Recorded data:
========

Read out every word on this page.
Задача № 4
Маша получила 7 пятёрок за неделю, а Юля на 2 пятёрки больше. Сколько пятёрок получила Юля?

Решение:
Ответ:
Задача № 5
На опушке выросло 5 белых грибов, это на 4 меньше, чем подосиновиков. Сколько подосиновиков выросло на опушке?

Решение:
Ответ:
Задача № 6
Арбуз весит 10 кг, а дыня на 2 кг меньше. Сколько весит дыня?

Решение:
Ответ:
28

========

Directive.
Copy every line of the material, please, keeping it exactly the same.

The completed task.
Read out every word on this page.
Задача № 4
Маша получила 7 пятёрок за неделю, а Юля на 2 пятёрки больше. Сколько пятёрок получила Юля?

Решение:
Ответ:
Задача № 5
На опушке выросло 5 белых грибов, это на 4 меньше, чем подосиновиков. Сколько подосиновиков выросло на опушке?

Решение:
Ответ:
Задача № 6
Арбуз весит 10 кг, а дыня на 2 кг меньше. Сколько весит дыня?

Решение:
Ответ:
28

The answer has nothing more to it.